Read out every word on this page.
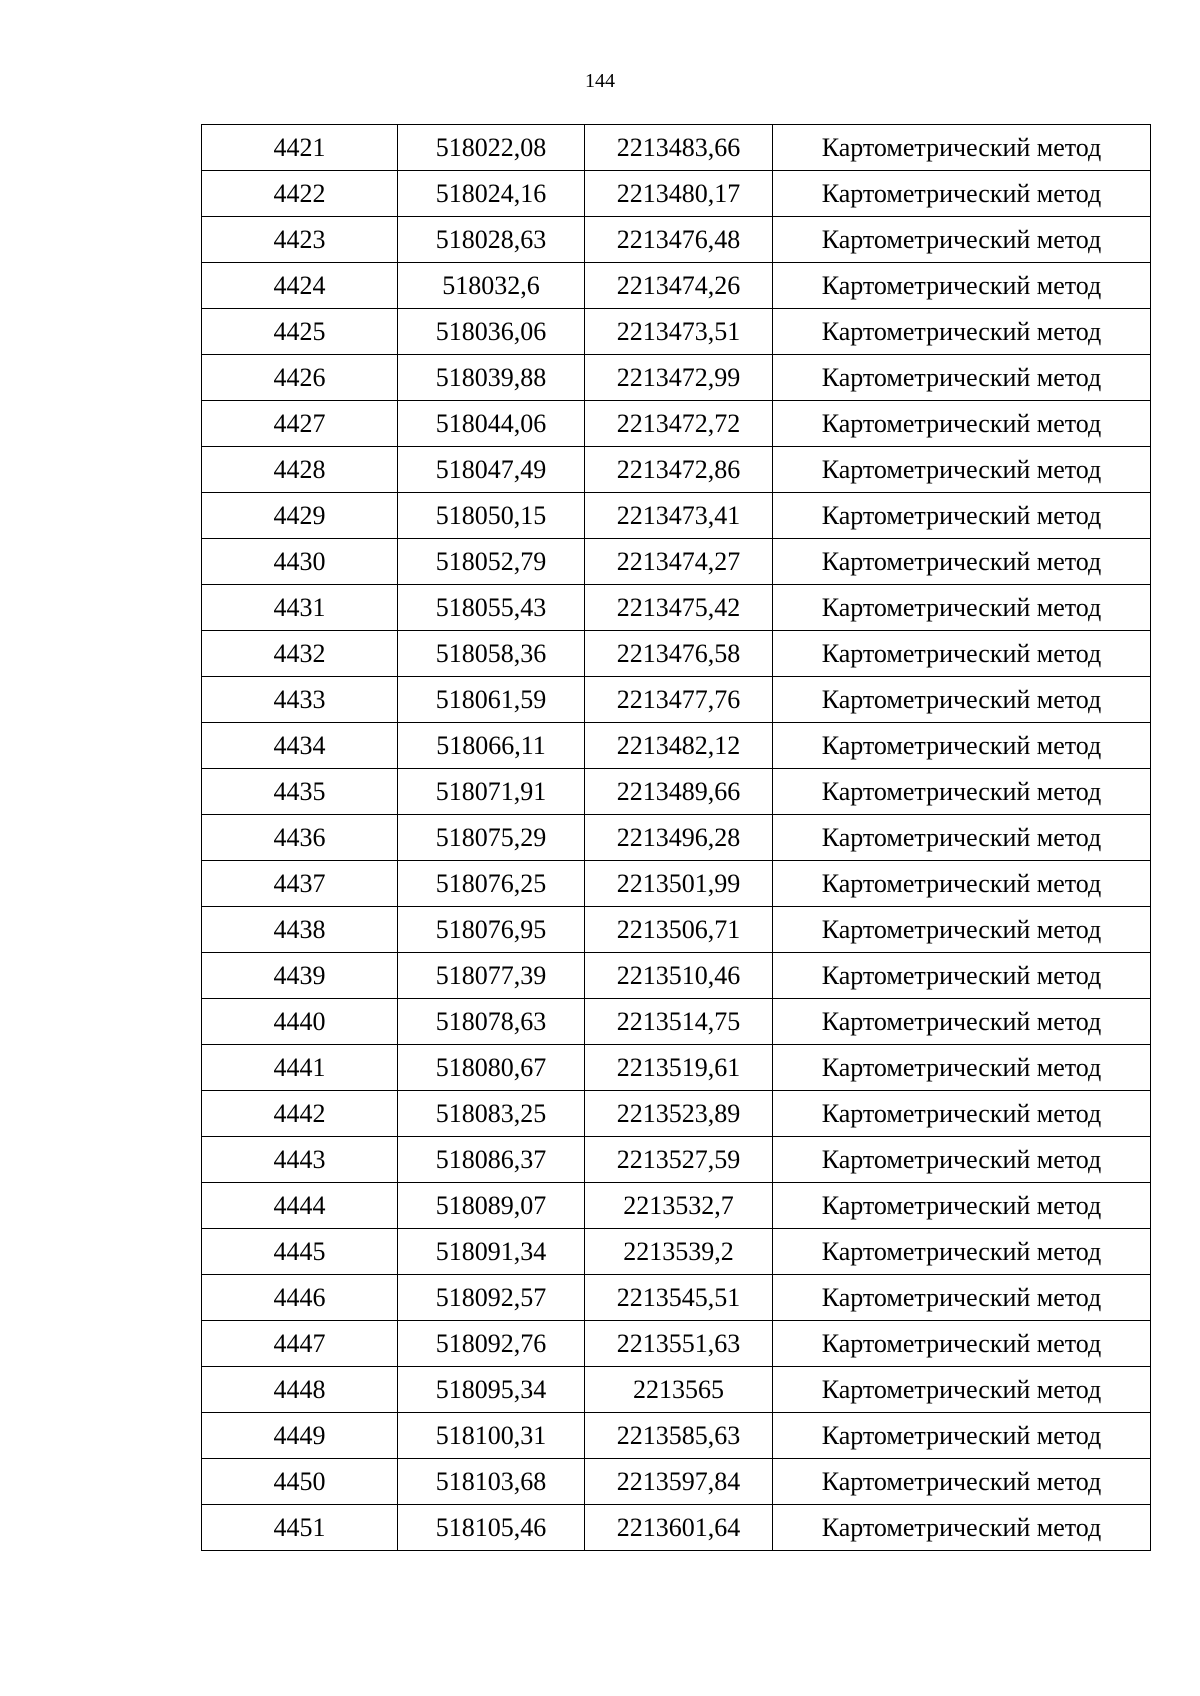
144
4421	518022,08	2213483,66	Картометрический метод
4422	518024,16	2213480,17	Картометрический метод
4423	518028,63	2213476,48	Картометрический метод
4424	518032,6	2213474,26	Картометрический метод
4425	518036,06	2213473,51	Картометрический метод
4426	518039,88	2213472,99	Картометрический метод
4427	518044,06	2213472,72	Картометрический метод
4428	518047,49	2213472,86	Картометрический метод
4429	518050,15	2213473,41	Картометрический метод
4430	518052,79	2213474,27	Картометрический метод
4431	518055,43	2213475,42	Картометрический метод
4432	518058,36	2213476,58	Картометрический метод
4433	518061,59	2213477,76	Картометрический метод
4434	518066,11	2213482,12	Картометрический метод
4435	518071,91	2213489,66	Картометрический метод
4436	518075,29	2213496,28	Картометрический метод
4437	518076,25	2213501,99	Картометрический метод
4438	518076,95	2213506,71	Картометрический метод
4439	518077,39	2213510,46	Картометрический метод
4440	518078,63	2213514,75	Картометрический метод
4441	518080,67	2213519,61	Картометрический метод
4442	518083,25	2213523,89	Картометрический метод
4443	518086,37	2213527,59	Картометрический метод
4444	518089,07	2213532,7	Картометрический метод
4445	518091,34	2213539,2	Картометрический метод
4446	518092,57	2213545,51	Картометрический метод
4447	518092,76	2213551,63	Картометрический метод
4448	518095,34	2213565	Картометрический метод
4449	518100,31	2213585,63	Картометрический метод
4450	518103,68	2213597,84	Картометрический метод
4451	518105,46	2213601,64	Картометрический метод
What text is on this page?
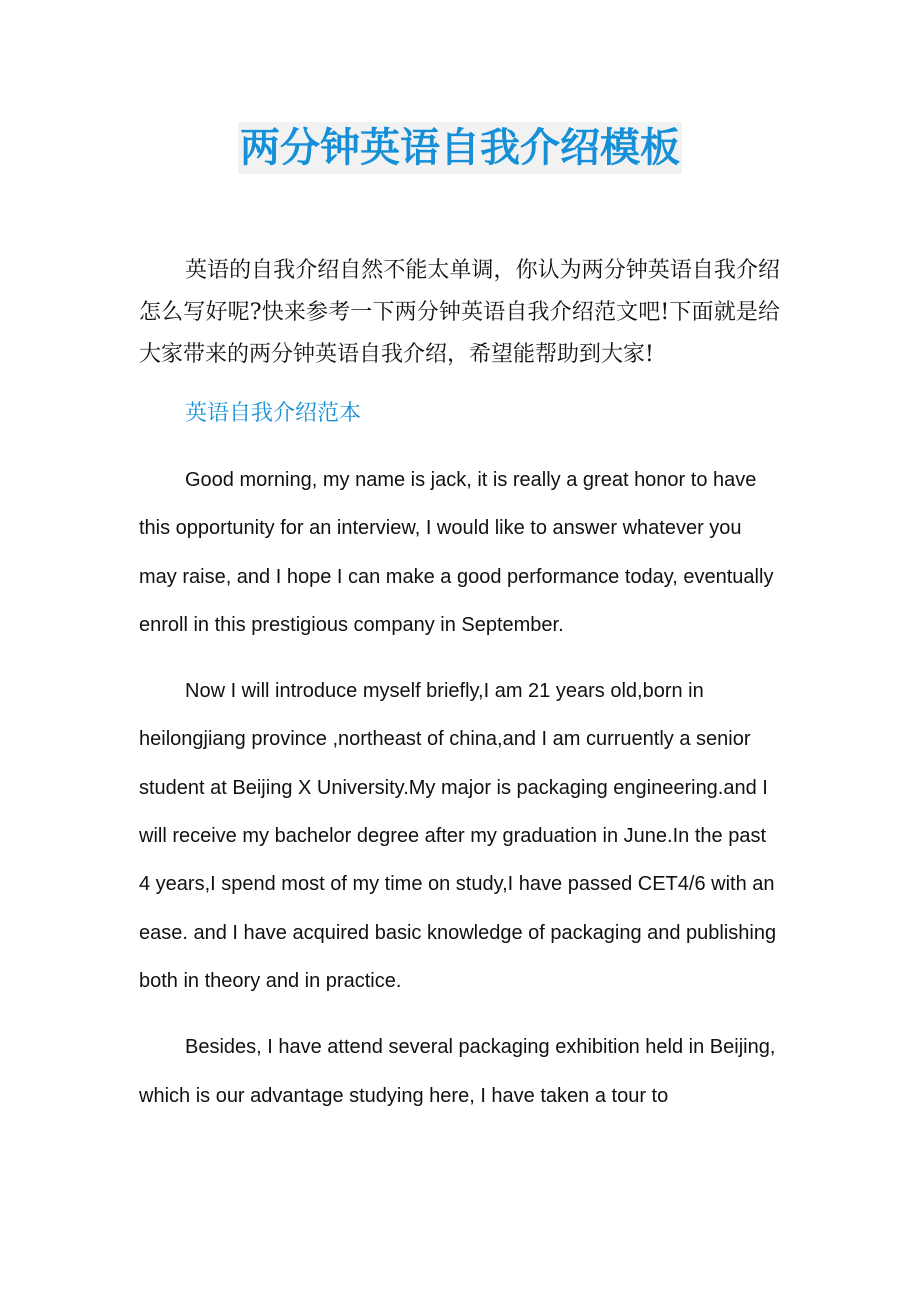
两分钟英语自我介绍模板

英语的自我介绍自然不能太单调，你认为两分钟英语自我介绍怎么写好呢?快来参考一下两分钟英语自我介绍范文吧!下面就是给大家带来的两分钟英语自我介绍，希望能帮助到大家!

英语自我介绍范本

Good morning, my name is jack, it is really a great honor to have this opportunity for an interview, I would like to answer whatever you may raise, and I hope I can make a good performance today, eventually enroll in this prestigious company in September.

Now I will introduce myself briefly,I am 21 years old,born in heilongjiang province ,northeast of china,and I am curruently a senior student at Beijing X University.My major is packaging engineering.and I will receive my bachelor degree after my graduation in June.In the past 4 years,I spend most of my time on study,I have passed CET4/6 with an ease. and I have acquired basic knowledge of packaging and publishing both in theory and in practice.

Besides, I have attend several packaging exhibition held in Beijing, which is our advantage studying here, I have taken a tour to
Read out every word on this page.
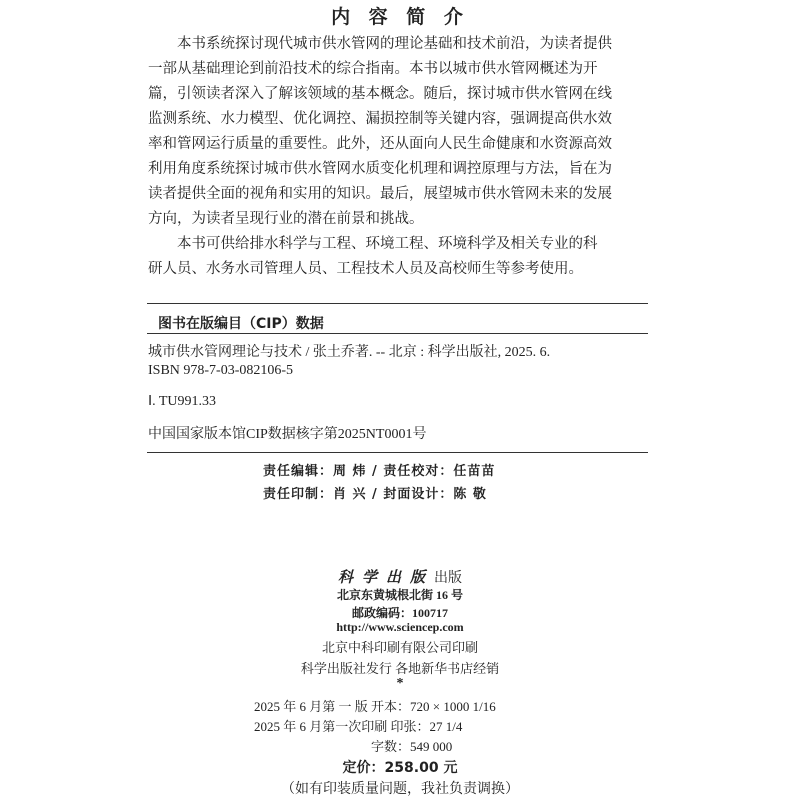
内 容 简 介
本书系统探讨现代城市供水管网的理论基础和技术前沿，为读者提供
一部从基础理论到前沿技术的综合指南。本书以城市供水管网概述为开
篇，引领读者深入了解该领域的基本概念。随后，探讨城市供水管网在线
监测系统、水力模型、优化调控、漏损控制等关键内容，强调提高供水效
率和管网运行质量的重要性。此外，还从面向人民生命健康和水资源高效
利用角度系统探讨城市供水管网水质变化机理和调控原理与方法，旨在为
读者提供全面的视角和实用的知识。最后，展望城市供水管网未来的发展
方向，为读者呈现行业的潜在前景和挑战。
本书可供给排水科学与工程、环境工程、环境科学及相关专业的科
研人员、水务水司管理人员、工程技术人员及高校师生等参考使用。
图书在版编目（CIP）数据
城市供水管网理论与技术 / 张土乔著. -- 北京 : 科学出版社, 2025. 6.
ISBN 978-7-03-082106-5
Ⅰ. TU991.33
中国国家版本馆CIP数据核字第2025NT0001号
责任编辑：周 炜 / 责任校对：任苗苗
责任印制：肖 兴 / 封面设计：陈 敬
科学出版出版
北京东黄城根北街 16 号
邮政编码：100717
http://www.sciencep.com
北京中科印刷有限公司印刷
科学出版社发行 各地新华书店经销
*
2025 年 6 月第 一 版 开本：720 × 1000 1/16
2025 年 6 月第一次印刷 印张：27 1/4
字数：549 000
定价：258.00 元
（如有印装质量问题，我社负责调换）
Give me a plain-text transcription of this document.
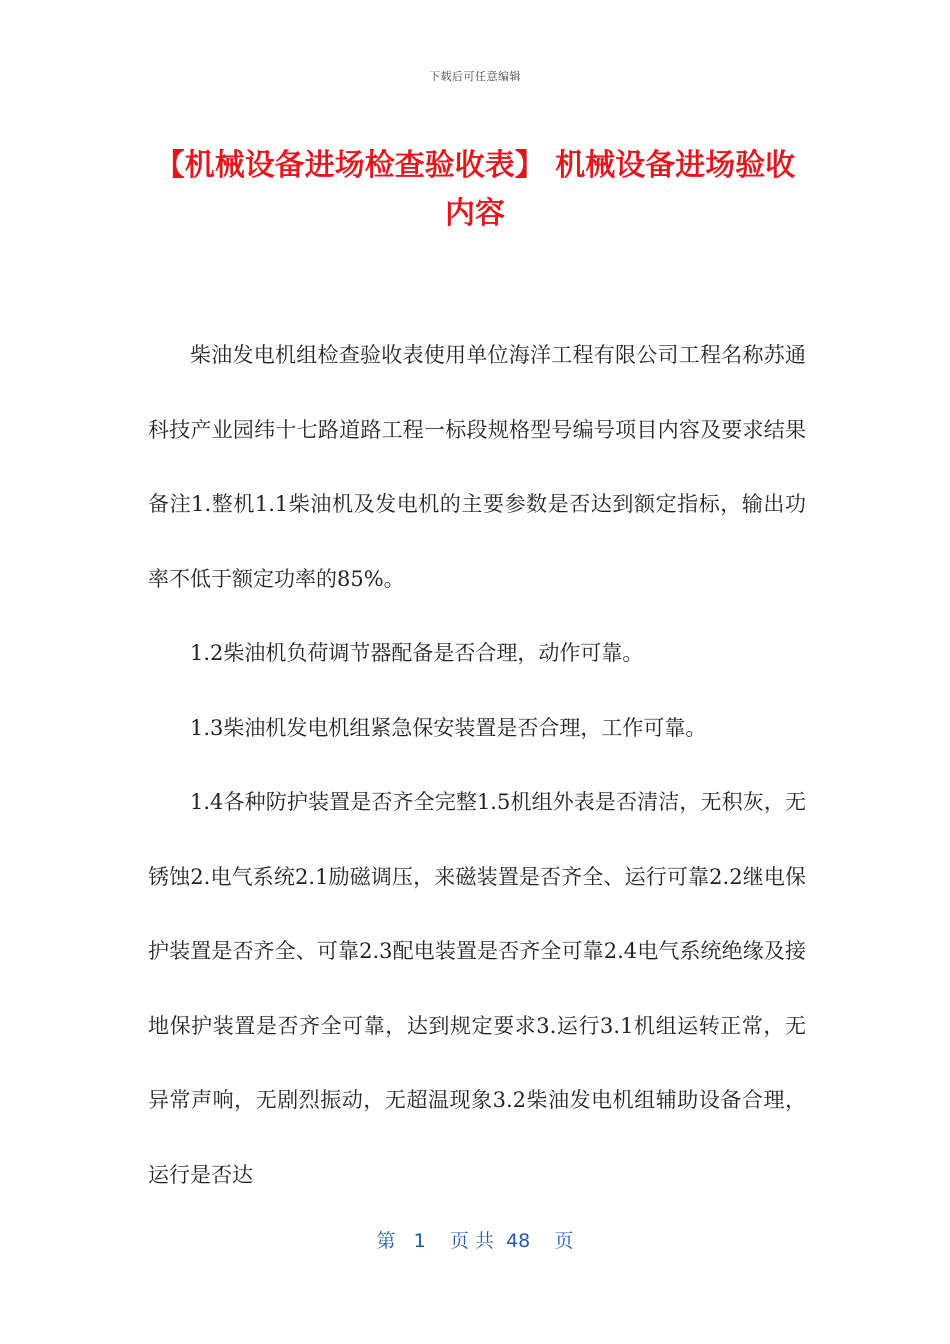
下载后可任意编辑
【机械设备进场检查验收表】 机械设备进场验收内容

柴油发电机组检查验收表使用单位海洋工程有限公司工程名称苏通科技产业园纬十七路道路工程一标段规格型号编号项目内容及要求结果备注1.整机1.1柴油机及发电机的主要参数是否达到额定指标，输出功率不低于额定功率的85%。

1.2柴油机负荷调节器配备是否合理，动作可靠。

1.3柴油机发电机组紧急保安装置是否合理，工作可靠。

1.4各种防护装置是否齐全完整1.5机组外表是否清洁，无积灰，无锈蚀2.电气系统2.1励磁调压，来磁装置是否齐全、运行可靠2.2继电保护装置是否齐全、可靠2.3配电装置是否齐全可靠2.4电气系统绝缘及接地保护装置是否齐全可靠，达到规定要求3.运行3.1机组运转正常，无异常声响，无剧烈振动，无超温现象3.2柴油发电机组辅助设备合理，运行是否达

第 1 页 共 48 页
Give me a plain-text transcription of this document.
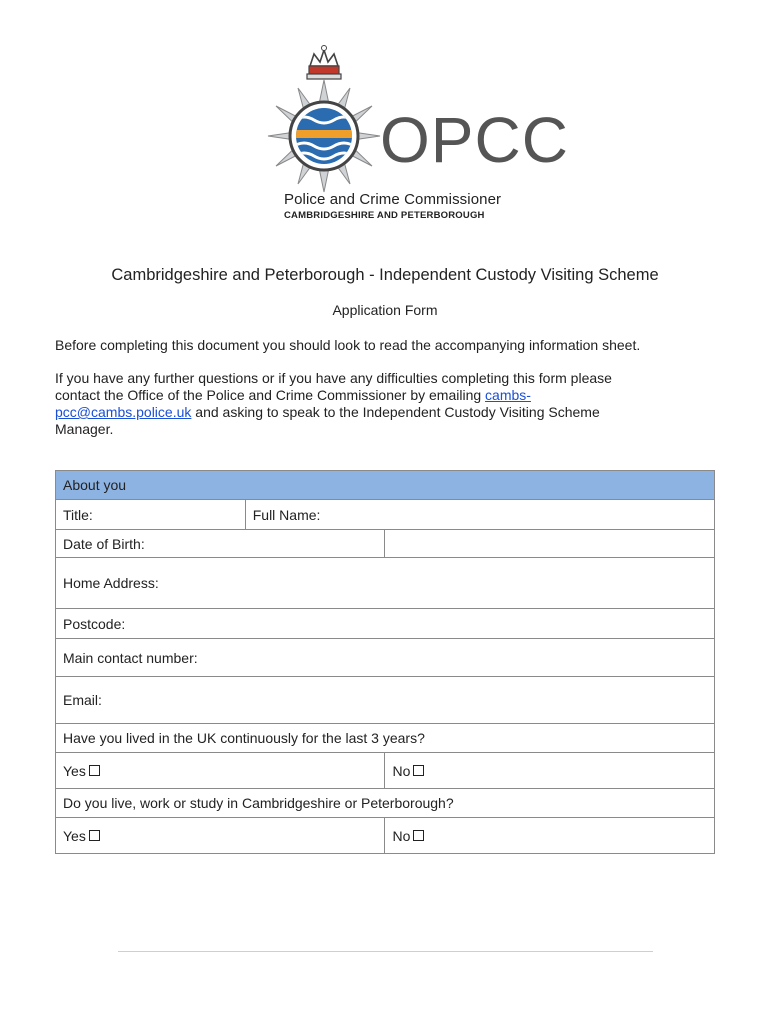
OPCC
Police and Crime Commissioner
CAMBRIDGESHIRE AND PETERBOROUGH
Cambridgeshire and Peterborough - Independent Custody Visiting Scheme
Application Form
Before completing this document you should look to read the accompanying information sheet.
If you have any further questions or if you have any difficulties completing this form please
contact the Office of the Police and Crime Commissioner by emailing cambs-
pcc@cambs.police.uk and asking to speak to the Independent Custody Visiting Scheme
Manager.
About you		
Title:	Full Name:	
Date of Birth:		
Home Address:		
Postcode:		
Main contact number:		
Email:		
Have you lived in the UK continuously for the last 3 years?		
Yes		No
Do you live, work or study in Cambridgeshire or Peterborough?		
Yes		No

___

Wherever the string "Scheme" appears in the entries above, list that line.

> **Result for this task**
Cambridgeshire and Peterborough - Independent Custody Visiting Scheme
pcc@cambs.police.uk and asking to speak to the Independent Custody Visiting Scheme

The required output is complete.